[Start of WORKING DATA]

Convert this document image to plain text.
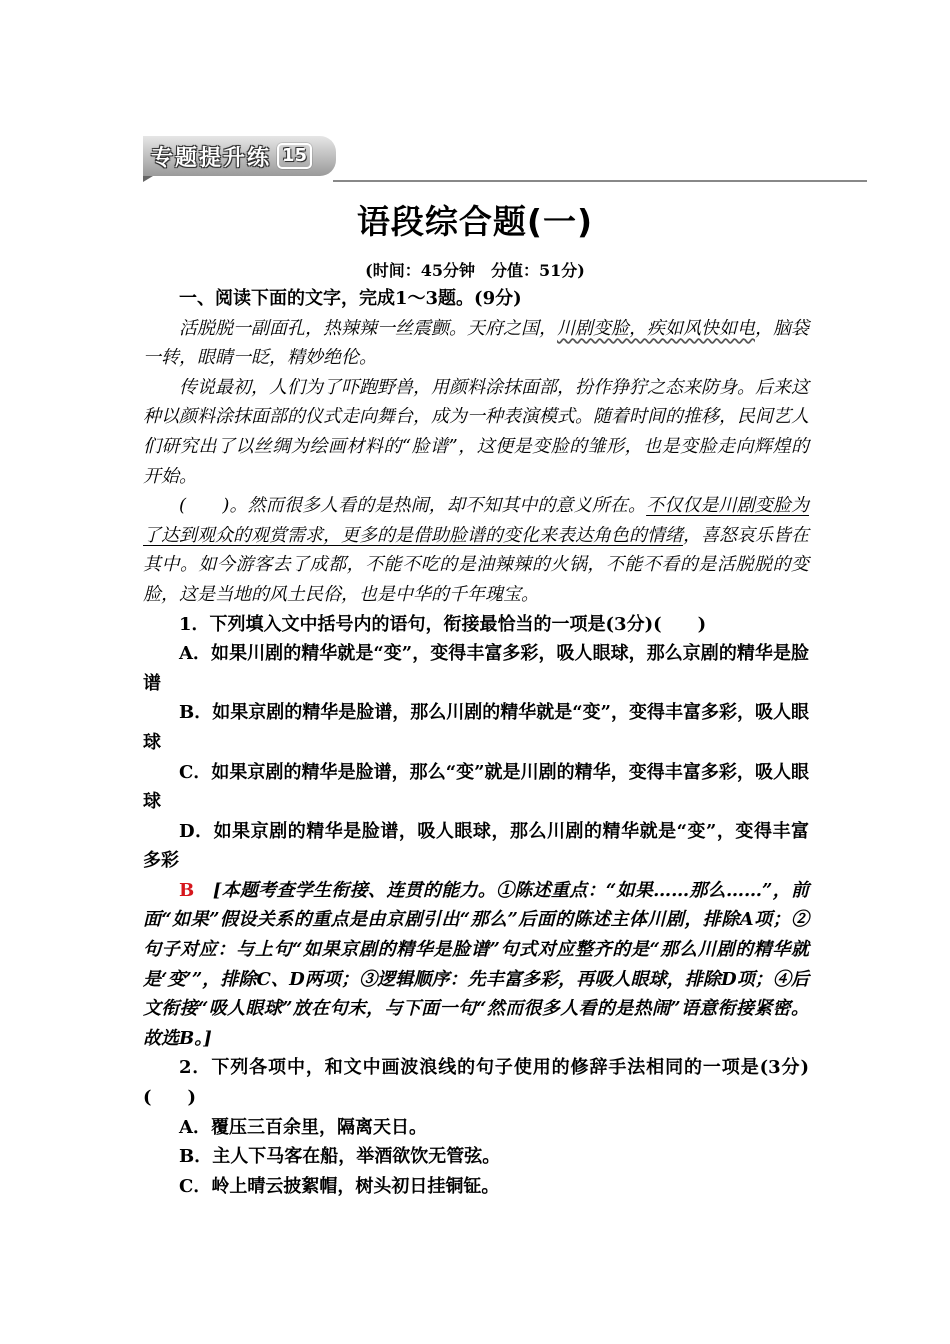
专题提升练 15
语段综合题(一)
(时间：45分钟　分值：51分)

一、阅读下面的文字，完成1～3题。(9分)

活脱脱一副面孔，热辣辣一丝震颤。天府之国，川剧变脸，疾如风快如电，脑袋一转，眼睛一眨，精妙绝伦。

传说最初，人们为了吓跑野兽，用颜料涂抹面部，扮作狰狞之态来防身。后来这种以颜料涂抹面部的仪式走向舞台，成为一种表演模式。随着时间的推移，民间艺人们研究出了以丝绸为绘画材料的“脸谱”，这便是变脸的雏形，也是变脸走向辉煌的开始。

(　　)。然而很多人看的是热闹，却不知其中的意义所在。不仅仅是川剧变脸为了达到观众的观赏需求，更多的是借助脸谱的变化来表达角色的情绪，喜怒哀乐皆在其中。如今游客去了成都，不能不吃的是油辣辣的火锅，不能不看的是活脱脱的变脸，这是当地的风土民俗，也是中华的千年瑰宝。

1．下列填入文中括号内的语句，衔接最恰当的一项是(3分)(　　)

A．如果川剧的精华就是“变”，变得丰富多彩，吸人眼球，那么京剧的精华是脸谱

B．如果京剧的精华是脸谱，那么川剧的精华就是“变”，变得丰富多彩，吸人眼球

C．如果京剧的精华是脸谱，那么“变”就是川剧的精华，变得丰富多彩，吸人眼球

D．如果京剧的精华是脸谱，吸人眼球，那么川剧的精华就是“变”，变得丰富多彩

B　 [本题考查学生衔接、连贯的能力。①陈述重点：“如果……那么……”，前面“如果”假设关系的重点是由京剧引出“那么”后面的陈述主体川剧，排除A项；②句子对应：与上句“如果京剧的精华是脸谱”句式对应整齐的是“那么川剧的精华就是‘变’”，排除C、D两项；③逻辑顺序：先丰富多彩，再吸人眼球，排除D项；④后文衔接“吸人眼球”放在句末，与下面一句“然而很多人看的是热闹”语意衔接紧密。故选B。]

2．下列各项中，和文中画波浪线的句子使用的修辞手法相同的一项是(3分)(　　)

A．覆压三百余里，隔离天日。

B．主人下马客在船，举酒欲饮无管弦。

C．岭上晴云披絮帽，树头初日挂铜钲。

[End of WORKING DATA]

Gather all lines of the records that include the word "如果京剧的精华是脸谱".

B．如果京剧的精华是脸谱，那么川剧的精华就是“变”，变得丰富多彩，吸人眼球
C．如果京剧的精华是脸谱，那么“变”就是川剧的精华，变得丰富多彩，吸人眼球
D．如果京剧的精华是脸谱，吸人眼球，那么川剧的精华就是“变”，变得丰富多彩
B　 [本题考查学生衔接、连贯的能力。①陈述重点：“如果……那么……”，前面“如果”假设关系的重点是由京剧引出“那么”后面的陈述主体川剧，排除A项；②句子对应：与上句“如果京剧的精华是脸谱”句式对应整齐的是“那么川剧的精华就是‘变’”，排除C、D两项；③逻辑顺序：先丰富多彩，再吸人眼球，排除D项；④后文衔接“吸人眼球”放在句末，与下面一句“然而很多人看的是热闹”语意衔接紧密。故选B。]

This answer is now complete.